WRITTEN REQUEST:
Your task is to copy each line that has the word "hyresavtal".

Start of RECORDS TO PROCESS

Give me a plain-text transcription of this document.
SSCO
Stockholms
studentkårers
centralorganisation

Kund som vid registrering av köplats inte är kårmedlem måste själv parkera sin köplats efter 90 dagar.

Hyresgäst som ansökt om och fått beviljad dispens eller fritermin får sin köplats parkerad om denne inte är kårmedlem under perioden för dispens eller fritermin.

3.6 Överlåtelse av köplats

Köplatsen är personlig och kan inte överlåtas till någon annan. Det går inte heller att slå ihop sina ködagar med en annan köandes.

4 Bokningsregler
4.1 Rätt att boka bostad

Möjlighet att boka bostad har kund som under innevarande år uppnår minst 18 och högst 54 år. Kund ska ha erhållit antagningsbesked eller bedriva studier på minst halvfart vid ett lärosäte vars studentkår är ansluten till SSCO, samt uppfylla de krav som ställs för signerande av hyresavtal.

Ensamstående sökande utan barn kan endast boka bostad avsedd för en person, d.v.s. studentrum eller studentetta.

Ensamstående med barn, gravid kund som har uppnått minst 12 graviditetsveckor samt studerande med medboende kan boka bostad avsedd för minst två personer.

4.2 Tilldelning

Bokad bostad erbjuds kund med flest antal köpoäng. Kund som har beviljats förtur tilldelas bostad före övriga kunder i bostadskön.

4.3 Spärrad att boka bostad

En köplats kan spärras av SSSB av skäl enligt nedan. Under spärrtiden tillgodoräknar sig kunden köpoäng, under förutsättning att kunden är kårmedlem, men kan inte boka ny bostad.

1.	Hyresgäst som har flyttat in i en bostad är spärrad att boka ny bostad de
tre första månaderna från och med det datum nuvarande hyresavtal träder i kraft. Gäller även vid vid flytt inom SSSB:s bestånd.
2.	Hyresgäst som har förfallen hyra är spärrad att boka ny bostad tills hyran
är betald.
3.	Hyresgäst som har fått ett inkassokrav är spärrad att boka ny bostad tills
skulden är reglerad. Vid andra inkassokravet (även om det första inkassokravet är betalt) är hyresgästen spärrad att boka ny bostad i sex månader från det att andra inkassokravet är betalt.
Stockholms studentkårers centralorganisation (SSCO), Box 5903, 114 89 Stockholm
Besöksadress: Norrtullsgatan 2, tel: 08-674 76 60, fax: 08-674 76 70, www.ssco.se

End of RECORDS TO PROCESS

TASK RESULT:
Möjlighet att boka bostad har kund som under innevarande år uppnår minst 18 och högst 54 år. Kund ska ha erhållit antagningsbesked eller bedriva studier på minst halvfart vid ett lärosäte vars studentkår är ansluten till SSCO, samt uppfylla de krav som ställs för signerande av hyresavtal.
tre första månaderna från och med det datum nuvarande hyresavtal träder i kraft. Gäller även vid vid flytt inom SSSB:s bestånd.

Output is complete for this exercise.